_Data shown_:
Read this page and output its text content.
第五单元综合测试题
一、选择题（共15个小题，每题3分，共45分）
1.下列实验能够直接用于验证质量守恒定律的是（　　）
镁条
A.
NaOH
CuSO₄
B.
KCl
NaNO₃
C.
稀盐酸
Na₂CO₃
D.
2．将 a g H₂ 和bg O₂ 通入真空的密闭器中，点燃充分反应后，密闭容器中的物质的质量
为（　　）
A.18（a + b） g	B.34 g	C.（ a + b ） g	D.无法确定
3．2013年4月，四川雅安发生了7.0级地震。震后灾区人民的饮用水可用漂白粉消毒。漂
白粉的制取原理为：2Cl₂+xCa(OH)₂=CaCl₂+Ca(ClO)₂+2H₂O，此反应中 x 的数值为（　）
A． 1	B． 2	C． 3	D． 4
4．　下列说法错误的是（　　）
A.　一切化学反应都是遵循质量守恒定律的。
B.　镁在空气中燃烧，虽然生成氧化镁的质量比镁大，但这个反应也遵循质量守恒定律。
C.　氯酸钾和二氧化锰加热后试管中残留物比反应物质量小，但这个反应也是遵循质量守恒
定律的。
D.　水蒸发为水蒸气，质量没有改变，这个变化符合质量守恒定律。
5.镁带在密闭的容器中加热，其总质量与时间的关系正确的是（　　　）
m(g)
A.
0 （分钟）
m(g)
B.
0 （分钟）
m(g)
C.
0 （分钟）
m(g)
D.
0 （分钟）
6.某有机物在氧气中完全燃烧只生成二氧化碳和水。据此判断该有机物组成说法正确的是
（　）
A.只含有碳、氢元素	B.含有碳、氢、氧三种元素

_What to produce_:
Copy all of the material word for word.

_Solved problem_:
Read this page and output its text content.
第五单元综合测试题
一、选择题（共15个小题，每题3分，共45分）
1.下列实验能够直接用于验证质量守恒定律的是（　　）
镁条
A.
NaOH
CuSO₄
B.
KCl
NaNO₃
C.
稀盐酸
Na₂CO₃
D.
2．将 a g H₂ 和bg O₂ 通入真空的密闭器中，点燃充分反应后，密闭容器中的物质的质量
为（　　）
A.18（a + b） g	B.34 g	C.（ a + b ） g	D.无法确定
3．2013年4月，四川雅安发生了7.0级地震。震后灾区人民的饮用水可用漂白粉消毒。漂
白粉的制取原理为：2Cl₂+xCa(OH)₂=CaCl₂+Ca(ClO)₂+2H₂O，此反应中 x 的数值为（　）
A． 1	B． 2	C． 3	D． 4
4．　下列说法错误的是（　　）
A.　一切化学反应都是遵循质量守恒定律的。
B.　镁在空气中燃烧，虽然生成氧化镁的质量比镁大，但这个反应也遵循质量守恒定律。
C.　氯酸钾和二氧化锰加热后试管中残留物比反应物质量小，但这个反应也是遵循质量守恒
定律的。
D.　水蒸发为水蒸气，质量没有改变，这个变化符合质量守恒定律。
5.镁带在密闭的容器中加热，其总质量与时间的关系正确的是（　　　）
m(g)
A.
0 （分钟）
m(g)
B.
0 （分钟）
m(g)
C.
0 （分钟）
m(g)
D.
0 （分钟）
6.某有机物在氧气中完全燃烧只生成二氧化碳和水。据此判断该有机物组成说法正确的是
（　）
A.只含有碳、氢元素	B.含有碳、氢、氧三种元素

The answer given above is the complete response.